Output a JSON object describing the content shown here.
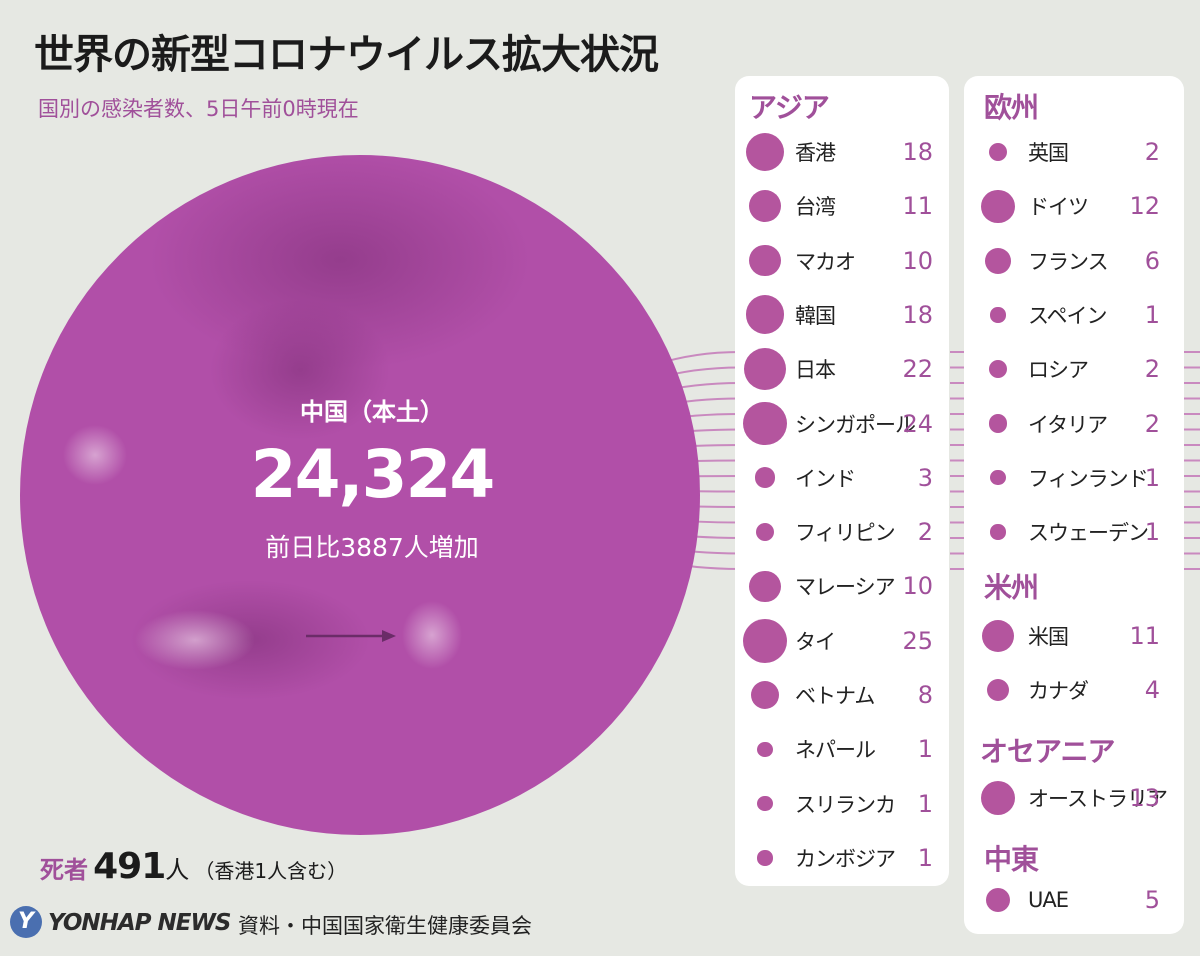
{
  "title": "世界の新型コロナウイルス拡大状況",
  "subtitle": "国別の感染者数、5日午前0時現在",
  "china": {
    "label": "中国（本土）",
    "cases": "24,324",
    "change": "前日比3887人増加"
  },
  "regions": {
    "asia": {
      "name": "アジア",
      "countries": [
        {
          "name": "香港",
          "count": 18
        },
        {
          "name": "台湾",
          "count": 11
        },
        {
          "name": "マカオ",
          "count": 10
        },
        {
          "name": "韓国",
          "count": 18
        },
        {
          "name": "日本",
          "count": 22
        },
        {
          "name": "シンガポール",
          "count": 24
        },
        {
          "name": "インド",
          "count": 3
        },
        {
          "name": "フィリピン",
          "count": 2
        },
        {
          "name": "マレーシア",
          "count": 10
        },
        {
          "name": "タイ",
          "count": 25
        },
        {
          "name": "ベトナム",
          "count": 8
        },
        {
          "name": "ネパール",
          "count": 1
        },
        {
          "name": "スリランカ",
          "count": 1
        },
        {
          "name": "カンボジア",
          "count": 1
        }
      ]
    },
    "europe": {
      "name": "欧州",
      "countries": [
        {
          "name": "英国",
          "count": 2
        },
        {
          "name": "ドイツ",
          "count": 12
        },
        {
          "name": "フランス",
          "count": 6
        },
        {
          "name": "スペイン",
          "count": 1
        },
        {
          "name": "ロシア",
          "count": 2
        },
        {
          "name": "イタリア",
          "count": 2
        },
        {
          "name": "フィンランド",
          "count": 1
        },
        {
          "name": "スウェーデン",
          "count": 1
        }
      ]
    },
    "americas": {
      "name": "米州",
      "countries": [
        {
          "name": "米国",
          "count": 11
        },
        {
          "name": "カナダ",
          "count": 4
        }
      ]
    },
    "oceania": {
      "name": "オセアニア",
      "countries": [
        {
          "name": "オーストラリア",
          "count": 13
        }
      ]
    },
    "middle_east": {
      "name": "中東",
      "countries": [
        {
          "name": "UAE",
          "count": 5
        }
      ]
    }
  },
  "deaths": {
    "label": "死者",
    "number": "491",
    "unit": "人",
    "note": "（香港1人含む）"
  },
  "footer": {
    "logo_mark": "Y",
    "logo_text": "YONHAP NEWS",
    "source": "資料・中国国家衛生健康委員会"
  },
  "colors": {
    "accent": "#a0509a",
    "dot": "#b4559e",
    "circle": "#b14fa8",
    "background": "#e6e8e3"
  }
}
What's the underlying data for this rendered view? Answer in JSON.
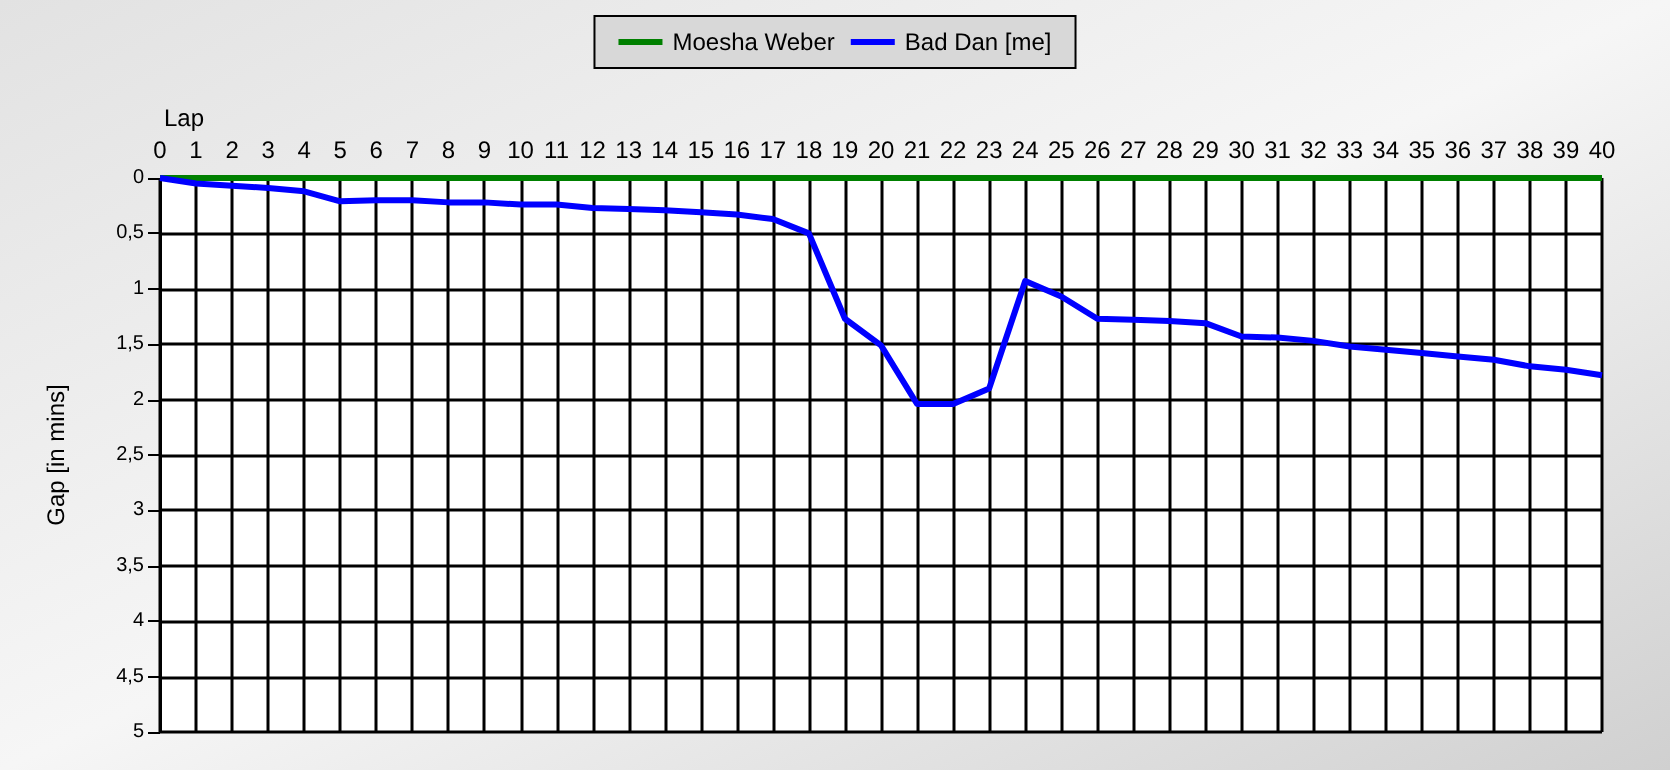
{
  "chart_data": {
    "type": "line",
    "xlabel": "Lap",
    "ylabel": "Gap [in mins]",
    "x": [
      0,
      1,
      2,
      3,
      4,
      5,
      6,
      7,
      8,
      9,
      10,
      11,
      12,
      13,
      14,
      15,
      16,
      17,
      18,
      19,
      20,
      21,
      22,
      23,
      24,
      25,
      26,
      27,
      28,
      29,
      30,
      31,
      32,
      33,
      34,
      35,
      36,
      37,
      38,
      39,
      40
    ],
    "series": [
      {
        "name": "Moesha Weber",
        "color": "#008000",
        "values": [
          0,
          0,
          0,
          0,
          0,
          0,
          0,
          0,
          0,
          0,
          0,
          0,
          0,
          0,
          0,
          0,
          0,
          0,
          0,
          0,
          0,
          0,
          0,
          0,
          0,
          0,
          0,
          0,
          0,
          0,
          0,
          0,
          0,
          0,
          0,
          0,
          0,
          0,
          0,
          0,
          0
        ]
      },
      {
        "name": "Bad Dan [me]",
        "color": "#0000ff",
        "values": [
          0,
          0.05,
          0.07,
          0.09,
          0.12,
          0.21,
          0.2,
          0.2,
          0.22,
          0.22,
          0.24,
          0.24,
          0.27,
          0.28,
          0.29,
          0.31,
          0.33,
          0.37,
          0.5,
          1.27,
          1.51,
          2.04,
          2.04,
          1.9,
          0.93,
          1.07,
          1.27,
          1.28,
          1.29,
          1.31,
          1.43,
          1.44,
          1.47,
          1.52,
          1.55,
          1.58,
          1.61,
          1.64,
          1.7,
          1.73,
          1.78
        ]
      }
    ],
    "xlim": [
      0,
      40
    ],
    "xticks": [
      0,
      1,
      2,
      3,
      4,
      5,
      6,
      7,
      8,
      9,
      10,
      11,
      12,
      13,
      14,
      15,
      16,
      17,
      18,
      19,
      20,
      21,
      22,
      23,
      24,
      25,
      26,
      27,
      28,
      29,
      30,
      31,
      32,
      33,
      34,
      35,
      36,
      37,
      38,
      39,
      40
    ],
    "ylim": [
      5,
      0
    ],
    "yticks": [
      0,
      {
        "value": 0.5,
        "label": "0,5"
      },
      1,
      {
        "value": 1.5,
        "label": "1,5"
      },
      2,
      {
        "value": 2.5,
        "label": "2,5"
      },
      3,
      {
        "value": 3.5,
        "label": "3,5"
      },
      4,
      {
        "value": 4.5,
        "label": "4,5"
      },
      5
    ],
    "grid": true,
    "legend": "top",
    "marker": "none",
    "line_style": "solid"
  }
}
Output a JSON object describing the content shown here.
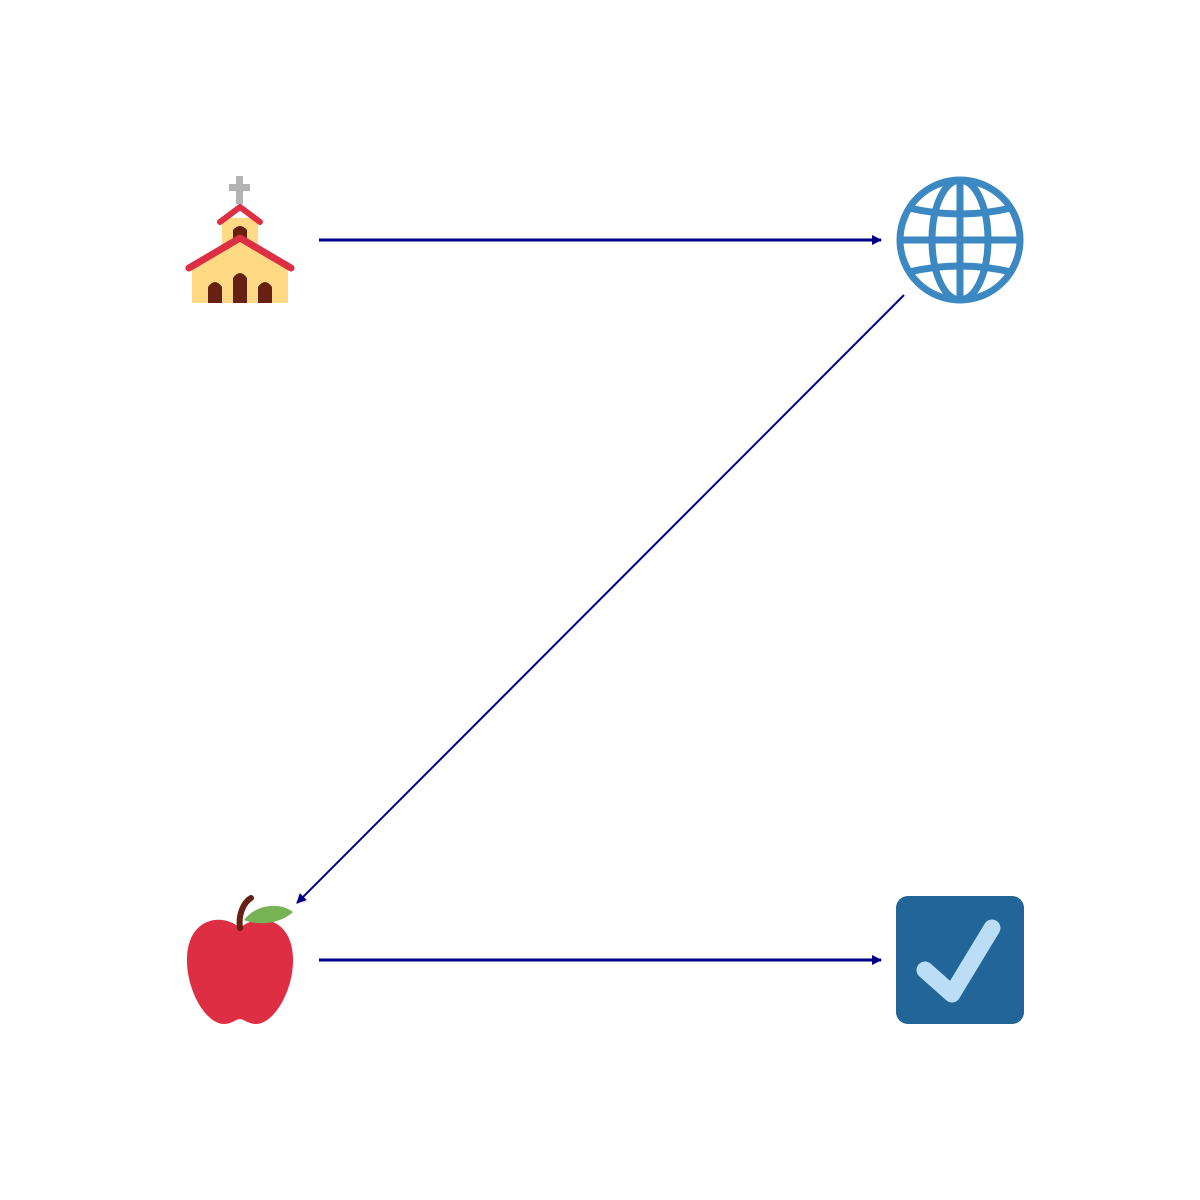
{
  "diagram": {
    "type": "flow",
    "nodes": [
      {
        "id": "church",
        "icon": "church-icon"
      },
      {
        "id": "globe",
        "icon": "globe-with-meridians-icon"
      },
      {
        "id": "apple",
        "icon": "red-apple-icon"
      },
      {
        "id": "check",
        "icon": "check-box-icon"
      }
    ],
    "edges": [
      {
        "from": "church",
        "to": "globe"
      },
      {
        "from": "globe",
        "to": "apple"
      },
      {
        "from": "apple",
        "to": "check"
      }
    ],
    "colors": {
      "arrow": "#00008b",
      "church_roof": "#dd2e44",
      "church_wall": "#ffd983",
      "church_door": "#662113",
      "cross": "#b3b3b3",
      "globe": "#3b88c3",
      "apple": "#dd2e44",
      "apple_leaf": "#77b255",
      "apple_stem": "#662113",
      "check_box": "#226699",
      "check_mark": "#bbddf5"
    }
  }
}
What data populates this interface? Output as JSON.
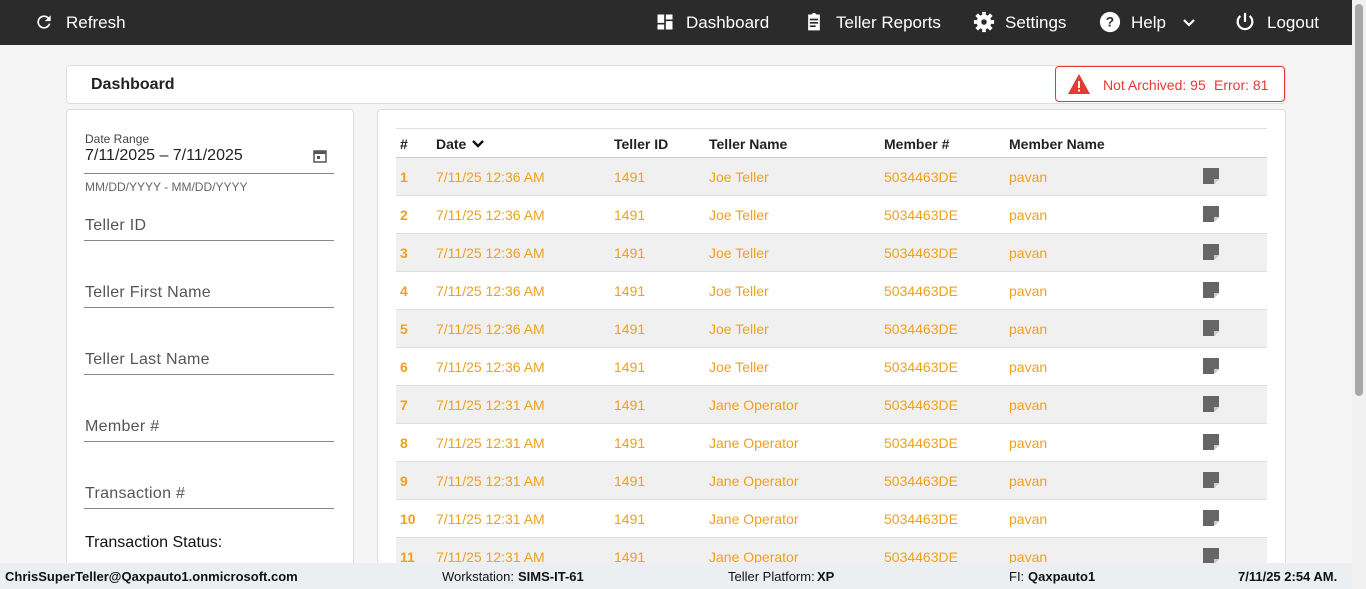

- **Direction**: Copy the material above exactly and drop the pictures.

- **Worked answer**:
Output a JSON object describing the content shown here.
{
  "title": "世界の新型コロナウイルス拡大状況",
  "subtitle": "国別の感染者数、5日午前0時現在",
  "china": {
    "label": "中国（本土）",
    "cases": "24,324",
    "change": "前日比3887人増加"
  },
  "regions": {
    "asia": {
      "name": "アジア",
      "countries": [
        {
          "name": "香港",
          "count": 18
        },
        {
          "name": "台湾",
          "count": 11
        },
        {
          "name": "マカオ",
          "count": 10
        },
        {
          "name": "韓国",
          "count": 18
        },
        {
          "name": "日本",
          "count": 22
        },
        {
          "name": "シンガポール",
          "count": 24
        },
        {
          "name": "インド",
          "count": 3
        },
        {
          "name": "フィリピン",
          "count": 2
        },
        {
          "name": "マレーシア",
          "count": 10
        },
        {
          "name": "タイ",
          "count": 25
        },
        {
          "name": "ベトナム",
          "count": 8
        },
        {
          "name": "ネパール",
          "count": 1
        },
        {
          "name": "スリランカ",
          "count": 1
        },
        {
          "name": "カンボジア",
          "count": 1
        }
      ]
    },
    "europe": {
      "name": "欧州",
      "countries": [
        {
          "name": "英国",
          "count": 2
        },
        {
          "name": "ドイツ",
          "count": 12
        },
        {
          "name": "フランス",
          "count": 6
        },
        {
          "name": "スペイン",
          "count": 1
        },
        {
          "name": "ロシア",
          "count": 2
        },
        {
          "name": "イタリア",
          "count": 2
        },
        {
          "name": "フィンランド",
          "count": 1
        },
        {
          "name": "スウェーデン",
          "count": 1
        }
      ]
    },
    "americas": {
      "name": "米州",
      "countries": [
        {
          "name": "米国",
          "count": 11
        },
        {
          "name": "カナダ",
          "count": 4
        }
      ]
    },
    "oceania": {
      "name": "オセアニア",
      "countries": [
        {
          "name": "オーストラリア",
          "count": 13
        }
      ]
    },
    "middle_east": {
      "name": "中東",
      "countries": [
        {
          "name": "UAE",
          "count": 5
        }
      ]
    }
  },
  "deaths": {
    "label": "死者",
    "number": "491",
    "unit": "人",
    "note": "（香港1人含む）"
  },
  "footer": {
    "logo_mark": "Y",
    "logo_text": "YONHAP NEWS",
    "source": "資料・中国国家衛生健康委員会"
  },
  "colors": {
    "accent": "#a0509a",
    "dot": "#b4559e",
    "circle": "#b14fa8",
    "background": "#e6e8e3"
  }
}
What's the underlying data for this rendered view? Answer in JSON.
{
  "chart_data": {
    "type": "line",
    "xlabel": "Lap",
    "ylabel": "Gap [in mins]",
    "x": [
      0,
      1,
      2,
      3,
      4,
      5,
      6,
      7,
      8,
      9,
      10,
      11,
      12,
      13,
      14,
      15,
      16,
      17,
      18,
      19,
      20,
      21,
      22,
      23,
      24,
      25,
      26,
      27,
      28,
      29,
      30,
      31,
      32,
      33,
      34,
      35,
      36,
      37,
      38,
      39,
      40
    ],
    "series": [
      {
        "name": "Moesha Weber",
        "color": "#008000",
        "values": [
          0,
          0,
          0,
          0,
          0,
          0,
          0,
          0,
          0,
          0,
          0,
          0,
          0,
          0,
          0,
          0,
          0,
          0,
          0,
          0,
          0,
          0,
          0,
          0,
          0,
          0,
          0,
          0,
          0,
          0,
          0,
          0,
          0,
          0,
          0,
          0,
          0,
          0,
          0,
          0,
          0
        ]
      },
      {
        "name": "Bad Dan [me]",
        "color": "#0000ff",
        "values": [
          0,
          0.05,
          0.07,
          0.09,
          0.12,
          0.21,
          0.2,
          0.2,
          0.22,
          0.22,
          0.24,
          0.24,
          0.27,
          0.28,
          0.29,
          0.31,
          0.33,
          0.37,
          0.5,
          1.27,
          1.51,
          2.04,
          2.04,
          1.9,
          0.93,
          1.07,
          1.27,
          1.28,
          1.29,
          1.31,
          1.43,
          1.44,
          1.47,
          1.52,
          1.55,
          1.58,
          1.61,
          1.64,
          1.7,
          1.73,
          1.78
        ]
      }
    ],
    "xlim": [
      0,
      40
    ],
    "xticks": [
      0,
      1,
      2,
      3,
      4,
      5,
      6,
      7,
      8,
      9,
      10,
      11,
      12,
      13,
      14,
      15,
      16,
      17,
      18,
      19,
      20,
      21,
      22,
      23,
      24,
      25,
      26,
      27,
      28,
      29,
      30,
      31,
      32,
      33,
      34,
      35,
      36,
      37,
      38,
      39,
      40
    ],
    "ylim": [
      5,
      0
    ],
    "yticks": [
      0,
      {
        "value": 0.5,
        "label": "0,5"
      },
      1,
      {
        "value": 1.5,
        "label": "1,5"
      },
      2,
      {
        "value": 2.5,
        "label": "2,5"
      },
      3,
      {
        "value": 3.5,
        "label": "3,5"
      },
      4,
      {
        "value": 4.5,
        "label": "4,5"
      },
      5
    ],
    "grid": true,
    "legend": "top",
    "marker": "none",
    "line_style": "solid"
  }
}
Output a JSON object describing the content shown here.
{
  "diagram": {
    "type": "flow",
    "nodes": [
      {
        "id": "church",
        "icon": "church-icon"
      },
      {
        "id": "globe",
        "icon": "globe-with-meridians-icon"
      },
      {
        "id": "apple",
        "icon": "red-apple-icon"
      },
      {
        "id": "check",
        "icon": "check-box-icon"
      }
    ],
    "edges": [
      {
        "from": "church",
        "to": "globe"
      },
      {
        "from": "globe",
        "to": "apple"
      },
      {
        "from": "apple",
        "to": "check"
      }
    ],
    "colors": {
      "arrow": "#00008b",
      "church_roof": "#dd2e44",
      "church_wall": "#ffd983",
      "church_door": "#662113",
      "cross": "#b3b3b3",
      "globe": "#3b88c3",
      "apple": "#dd2e44",
      "apple_leaf": "#77b255",
      "apple_stem": "#662113",
      "check_box": "#226699",
      "check_mark": "#bbddf5"
    }
  }
}
What data populates this interface? Output as JSON.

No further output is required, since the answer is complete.